_PROBLEM DETAILS_
Go through the listing and copy each line with the string "High".

_SUPPLIED MATERIAL_

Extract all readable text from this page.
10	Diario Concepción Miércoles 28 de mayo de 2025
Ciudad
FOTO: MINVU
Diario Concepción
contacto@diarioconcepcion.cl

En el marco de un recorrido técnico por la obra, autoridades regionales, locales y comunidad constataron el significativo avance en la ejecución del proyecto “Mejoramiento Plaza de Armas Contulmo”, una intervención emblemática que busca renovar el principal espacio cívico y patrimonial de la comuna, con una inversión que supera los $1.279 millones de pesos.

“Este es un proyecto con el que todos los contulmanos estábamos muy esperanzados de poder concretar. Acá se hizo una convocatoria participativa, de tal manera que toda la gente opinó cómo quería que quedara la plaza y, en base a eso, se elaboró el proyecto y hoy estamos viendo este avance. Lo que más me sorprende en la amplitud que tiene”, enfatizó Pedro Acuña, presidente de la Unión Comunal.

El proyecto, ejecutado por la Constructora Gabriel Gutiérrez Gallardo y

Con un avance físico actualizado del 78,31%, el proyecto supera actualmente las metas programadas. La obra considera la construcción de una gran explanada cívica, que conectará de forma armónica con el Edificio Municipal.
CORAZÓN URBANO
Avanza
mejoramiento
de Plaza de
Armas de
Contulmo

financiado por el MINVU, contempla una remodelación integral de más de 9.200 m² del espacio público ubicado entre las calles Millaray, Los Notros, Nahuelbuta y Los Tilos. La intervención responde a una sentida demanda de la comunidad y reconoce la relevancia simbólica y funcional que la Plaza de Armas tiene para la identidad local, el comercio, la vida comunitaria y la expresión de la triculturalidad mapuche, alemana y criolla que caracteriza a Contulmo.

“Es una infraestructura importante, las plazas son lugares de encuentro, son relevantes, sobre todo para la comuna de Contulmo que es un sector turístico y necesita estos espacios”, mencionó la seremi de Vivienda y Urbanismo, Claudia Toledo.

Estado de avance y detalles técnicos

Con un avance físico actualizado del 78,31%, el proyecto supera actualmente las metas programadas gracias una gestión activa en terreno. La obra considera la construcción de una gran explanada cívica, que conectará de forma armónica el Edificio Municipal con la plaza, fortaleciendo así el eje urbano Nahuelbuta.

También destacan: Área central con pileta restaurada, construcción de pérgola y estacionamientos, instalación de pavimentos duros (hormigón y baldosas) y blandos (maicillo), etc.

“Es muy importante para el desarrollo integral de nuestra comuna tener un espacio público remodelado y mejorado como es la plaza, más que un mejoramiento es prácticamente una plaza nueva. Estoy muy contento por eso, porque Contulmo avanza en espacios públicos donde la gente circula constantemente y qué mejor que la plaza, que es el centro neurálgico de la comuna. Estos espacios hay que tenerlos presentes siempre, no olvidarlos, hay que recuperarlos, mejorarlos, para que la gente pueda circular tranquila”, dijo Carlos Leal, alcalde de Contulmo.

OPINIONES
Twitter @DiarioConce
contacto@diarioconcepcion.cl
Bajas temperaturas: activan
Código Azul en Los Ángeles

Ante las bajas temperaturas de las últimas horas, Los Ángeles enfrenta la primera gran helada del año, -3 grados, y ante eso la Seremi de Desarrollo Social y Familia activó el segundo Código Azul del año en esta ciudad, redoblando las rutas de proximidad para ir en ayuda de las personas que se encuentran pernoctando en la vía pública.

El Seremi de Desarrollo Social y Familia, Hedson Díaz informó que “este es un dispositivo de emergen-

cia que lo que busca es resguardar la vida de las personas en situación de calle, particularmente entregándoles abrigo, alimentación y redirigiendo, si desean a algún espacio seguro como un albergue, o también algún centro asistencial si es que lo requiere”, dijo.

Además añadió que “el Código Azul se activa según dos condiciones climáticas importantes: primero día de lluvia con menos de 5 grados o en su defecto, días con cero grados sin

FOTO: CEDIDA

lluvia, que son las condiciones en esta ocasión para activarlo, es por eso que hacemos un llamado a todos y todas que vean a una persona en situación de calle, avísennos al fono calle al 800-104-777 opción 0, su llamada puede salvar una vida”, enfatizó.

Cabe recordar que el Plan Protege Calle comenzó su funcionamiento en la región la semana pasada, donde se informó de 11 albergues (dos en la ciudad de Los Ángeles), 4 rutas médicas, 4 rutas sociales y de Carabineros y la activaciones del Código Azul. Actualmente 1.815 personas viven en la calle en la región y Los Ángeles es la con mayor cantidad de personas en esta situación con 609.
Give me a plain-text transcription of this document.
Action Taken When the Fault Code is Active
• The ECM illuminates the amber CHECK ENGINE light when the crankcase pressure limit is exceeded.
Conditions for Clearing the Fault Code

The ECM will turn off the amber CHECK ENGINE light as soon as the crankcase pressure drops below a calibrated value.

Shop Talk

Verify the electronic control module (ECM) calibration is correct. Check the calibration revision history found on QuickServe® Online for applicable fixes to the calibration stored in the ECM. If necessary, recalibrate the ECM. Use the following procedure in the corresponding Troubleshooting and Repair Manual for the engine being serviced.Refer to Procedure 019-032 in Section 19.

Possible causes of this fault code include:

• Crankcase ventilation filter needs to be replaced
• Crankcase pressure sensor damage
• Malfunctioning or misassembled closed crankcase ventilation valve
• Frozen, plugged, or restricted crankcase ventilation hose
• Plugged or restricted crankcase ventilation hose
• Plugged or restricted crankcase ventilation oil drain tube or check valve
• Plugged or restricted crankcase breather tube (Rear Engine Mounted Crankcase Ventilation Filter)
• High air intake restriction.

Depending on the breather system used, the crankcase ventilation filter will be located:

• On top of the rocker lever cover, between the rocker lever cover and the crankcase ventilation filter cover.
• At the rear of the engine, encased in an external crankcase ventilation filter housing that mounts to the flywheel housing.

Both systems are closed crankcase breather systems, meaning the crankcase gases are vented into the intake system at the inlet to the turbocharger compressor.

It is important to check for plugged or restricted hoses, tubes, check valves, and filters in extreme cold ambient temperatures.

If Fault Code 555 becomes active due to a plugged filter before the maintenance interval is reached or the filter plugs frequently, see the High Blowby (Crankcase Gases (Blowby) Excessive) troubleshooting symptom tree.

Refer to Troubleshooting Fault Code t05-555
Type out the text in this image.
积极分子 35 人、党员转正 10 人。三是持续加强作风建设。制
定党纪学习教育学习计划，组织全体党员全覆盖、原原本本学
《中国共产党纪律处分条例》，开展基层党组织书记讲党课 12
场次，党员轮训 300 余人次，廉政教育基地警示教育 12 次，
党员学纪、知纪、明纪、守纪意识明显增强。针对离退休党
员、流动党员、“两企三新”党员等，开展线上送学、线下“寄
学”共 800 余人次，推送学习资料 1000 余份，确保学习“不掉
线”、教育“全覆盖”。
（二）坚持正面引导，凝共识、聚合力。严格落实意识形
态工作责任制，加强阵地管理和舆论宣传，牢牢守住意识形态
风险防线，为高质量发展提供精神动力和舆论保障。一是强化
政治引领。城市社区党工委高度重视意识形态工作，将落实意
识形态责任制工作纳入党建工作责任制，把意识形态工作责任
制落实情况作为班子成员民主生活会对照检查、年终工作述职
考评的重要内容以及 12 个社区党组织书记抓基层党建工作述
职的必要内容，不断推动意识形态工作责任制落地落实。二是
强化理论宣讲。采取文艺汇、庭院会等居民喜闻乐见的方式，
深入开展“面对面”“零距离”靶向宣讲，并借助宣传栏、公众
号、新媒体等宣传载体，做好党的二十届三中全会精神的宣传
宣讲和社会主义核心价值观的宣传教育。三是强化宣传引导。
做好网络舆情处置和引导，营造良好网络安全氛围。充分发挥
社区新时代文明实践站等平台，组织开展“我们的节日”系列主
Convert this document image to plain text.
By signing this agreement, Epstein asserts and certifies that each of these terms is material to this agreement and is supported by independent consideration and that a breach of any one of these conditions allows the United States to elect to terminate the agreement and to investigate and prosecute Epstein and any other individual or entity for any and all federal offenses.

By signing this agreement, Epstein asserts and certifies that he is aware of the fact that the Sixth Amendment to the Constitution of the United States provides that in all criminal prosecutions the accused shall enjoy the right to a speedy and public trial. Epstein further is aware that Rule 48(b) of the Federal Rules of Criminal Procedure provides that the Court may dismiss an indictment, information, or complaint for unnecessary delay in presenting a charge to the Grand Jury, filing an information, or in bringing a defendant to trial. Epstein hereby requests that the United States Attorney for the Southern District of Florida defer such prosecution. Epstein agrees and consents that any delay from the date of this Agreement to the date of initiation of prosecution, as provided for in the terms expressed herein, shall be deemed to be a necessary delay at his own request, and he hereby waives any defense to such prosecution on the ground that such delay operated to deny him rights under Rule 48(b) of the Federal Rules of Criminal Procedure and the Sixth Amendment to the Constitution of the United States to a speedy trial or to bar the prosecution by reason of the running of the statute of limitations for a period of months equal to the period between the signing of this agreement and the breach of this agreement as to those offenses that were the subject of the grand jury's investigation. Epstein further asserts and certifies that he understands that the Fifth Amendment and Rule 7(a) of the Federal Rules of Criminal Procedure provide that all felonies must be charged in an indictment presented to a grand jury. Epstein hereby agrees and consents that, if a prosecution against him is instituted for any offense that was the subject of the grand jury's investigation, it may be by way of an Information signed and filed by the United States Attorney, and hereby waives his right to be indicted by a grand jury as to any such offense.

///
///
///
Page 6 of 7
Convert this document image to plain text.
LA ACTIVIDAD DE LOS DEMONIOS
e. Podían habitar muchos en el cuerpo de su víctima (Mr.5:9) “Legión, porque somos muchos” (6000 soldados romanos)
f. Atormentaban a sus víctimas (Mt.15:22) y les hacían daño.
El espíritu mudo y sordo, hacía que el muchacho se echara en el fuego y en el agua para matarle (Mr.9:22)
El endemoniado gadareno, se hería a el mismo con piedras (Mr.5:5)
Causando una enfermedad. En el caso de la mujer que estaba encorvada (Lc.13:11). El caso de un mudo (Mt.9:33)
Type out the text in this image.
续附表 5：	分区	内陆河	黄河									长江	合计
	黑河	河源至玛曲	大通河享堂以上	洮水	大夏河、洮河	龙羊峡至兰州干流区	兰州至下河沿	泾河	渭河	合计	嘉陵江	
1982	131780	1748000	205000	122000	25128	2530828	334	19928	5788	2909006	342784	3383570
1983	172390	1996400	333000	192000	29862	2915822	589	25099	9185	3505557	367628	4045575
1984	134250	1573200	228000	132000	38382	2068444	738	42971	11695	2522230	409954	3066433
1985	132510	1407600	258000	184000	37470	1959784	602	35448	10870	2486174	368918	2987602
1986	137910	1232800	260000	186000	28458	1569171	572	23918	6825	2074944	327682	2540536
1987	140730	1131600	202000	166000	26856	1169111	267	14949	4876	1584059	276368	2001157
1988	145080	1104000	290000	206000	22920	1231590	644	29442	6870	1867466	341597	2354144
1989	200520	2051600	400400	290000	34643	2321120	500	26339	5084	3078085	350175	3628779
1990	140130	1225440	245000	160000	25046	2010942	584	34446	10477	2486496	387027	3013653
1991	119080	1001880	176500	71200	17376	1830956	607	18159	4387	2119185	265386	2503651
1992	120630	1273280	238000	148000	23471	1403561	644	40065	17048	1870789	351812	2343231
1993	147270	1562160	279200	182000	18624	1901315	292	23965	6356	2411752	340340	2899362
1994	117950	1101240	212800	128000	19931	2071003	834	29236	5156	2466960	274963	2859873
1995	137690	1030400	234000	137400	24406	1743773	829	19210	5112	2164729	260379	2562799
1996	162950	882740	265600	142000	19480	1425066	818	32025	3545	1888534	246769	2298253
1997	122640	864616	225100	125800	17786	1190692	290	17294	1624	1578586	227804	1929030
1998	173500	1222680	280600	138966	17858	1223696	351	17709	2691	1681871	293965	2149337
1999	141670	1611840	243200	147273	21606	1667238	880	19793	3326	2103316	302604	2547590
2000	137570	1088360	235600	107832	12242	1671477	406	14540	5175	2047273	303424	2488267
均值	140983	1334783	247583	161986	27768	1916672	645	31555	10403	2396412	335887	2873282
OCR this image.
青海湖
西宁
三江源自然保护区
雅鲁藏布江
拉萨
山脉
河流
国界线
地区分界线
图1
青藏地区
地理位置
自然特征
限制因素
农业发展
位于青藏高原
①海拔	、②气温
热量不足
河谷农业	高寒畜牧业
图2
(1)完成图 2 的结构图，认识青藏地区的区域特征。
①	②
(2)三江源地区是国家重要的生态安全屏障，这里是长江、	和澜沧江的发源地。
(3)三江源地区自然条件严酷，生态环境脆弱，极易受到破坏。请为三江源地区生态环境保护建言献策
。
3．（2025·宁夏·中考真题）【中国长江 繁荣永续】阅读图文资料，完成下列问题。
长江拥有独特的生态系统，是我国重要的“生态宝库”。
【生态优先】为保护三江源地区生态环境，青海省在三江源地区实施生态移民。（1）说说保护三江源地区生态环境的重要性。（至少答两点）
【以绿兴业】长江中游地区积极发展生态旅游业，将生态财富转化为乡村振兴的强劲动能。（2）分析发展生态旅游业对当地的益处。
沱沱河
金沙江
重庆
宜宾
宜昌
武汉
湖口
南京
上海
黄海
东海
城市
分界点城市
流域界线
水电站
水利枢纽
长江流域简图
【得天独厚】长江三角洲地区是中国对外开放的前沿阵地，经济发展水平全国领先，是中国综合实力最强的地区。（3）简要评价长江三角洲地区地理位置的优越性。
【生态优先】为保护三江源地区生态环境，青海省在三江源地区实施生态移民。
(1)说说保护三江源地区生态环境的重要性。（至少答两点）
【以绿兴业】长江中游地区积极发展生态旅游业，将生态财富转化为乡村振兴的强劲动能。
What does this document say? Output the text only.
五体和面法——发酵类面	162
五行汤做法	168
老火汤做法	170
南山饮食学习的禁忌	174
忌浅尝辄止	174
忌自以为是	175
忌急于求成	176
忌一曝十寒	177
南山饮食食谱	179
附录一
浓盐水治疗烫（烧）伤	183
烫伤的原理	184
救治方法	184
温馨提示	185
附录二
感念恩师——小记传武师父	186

_FULL ANSWER_
• High air intake restriction.
If Fault Code 555 becomes active due to a plugged filter before the maintenance interval is reached or the filter plugs frequently, see the High Blowby (Crankcase Gases (Blowby) Excessive) troubleshooting symptom tree.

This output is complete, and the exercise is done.